# Try it
From the records, return each line that has the word "antitumor" in it.

=-=-=-=-=

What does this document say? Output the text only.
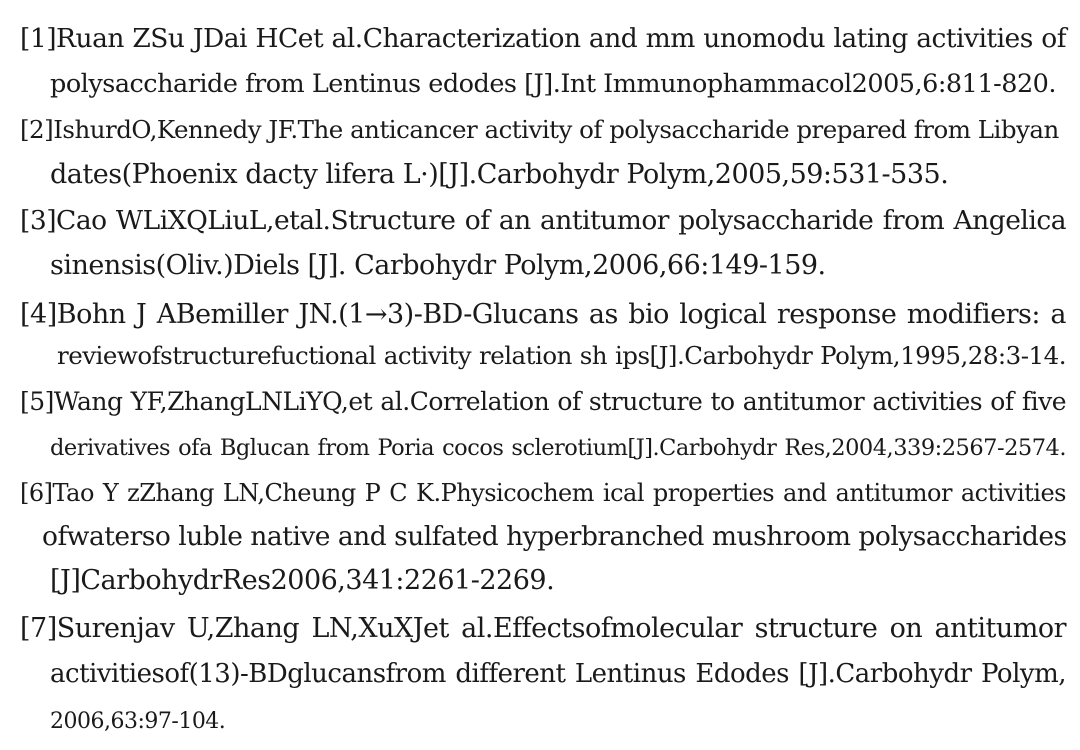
[1]Ruan ZSu JDai HCet al.Characterization and mm unomodu lating activities of
polysaccharide from Lentinus edodes [J].Int Immunophammacol2005,6:811-820.
[2]IshurdO,Kennedy JF.The anticancer activity of polysaccharide prepared from Libyan
dates(Phoenix dacty lifera L·)[J].Carbohydr Polym,2005,59:531-535.
[3]Cao WLiXQLiuL,etal.Structure of an antitumor polysaccharide from Angelica
sinensis(Oliv.)Diels [J]. Carbohydr Polym,2006,66:149-159.
[4]Bohn J ABemiller JN.(1→3)-BD-Glucans as bio logical response modifiers: a
reviewofstructurefuctional activity relation sh ips[J].Carbohydr Polym,1995,28:3-14.
[5]Wang YF,ZhangLNLiYQ,et al.Correlation of structure to antitumor activities of five
derivatives ofa Bglucan from Poria cocos sclerotium[J].Carbohydr Res,2004,339:2567-2574.
[6]Tao Y zZhang LN,Cheung P C K.Physicochem ical properties and antitumor activities
ofwaterso luble native and sulfated hyperbranched mushroom polysaccharides
[J]CarbohydrRes2006,341:2261-2269.
[7]Surenjav U,Zhang LN,XuXJet al.Effectsofmolecular structure on antitumor
activitiesof(13)-BDglucansfrom different Lentinus Edodes [J].Carbohydr Polym,
2006,63:97-104.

=-=-=-=-=

# Reply to the exercise
[3]Cao WLiXQLiuL,etal.Structure of an antitumor polysaccharide from Angelica
[5]Wang YF,ZhangLNLiYQ,et al.Correlation of structure to antitumor activities of five
[6]Tao Y zZhang LN,Cheung P C K.Physicochem ical properties and antitumor activities
[7]Surenjav U,Zhang LN,XuXJet al.Effectsofmolecular structure on antitumor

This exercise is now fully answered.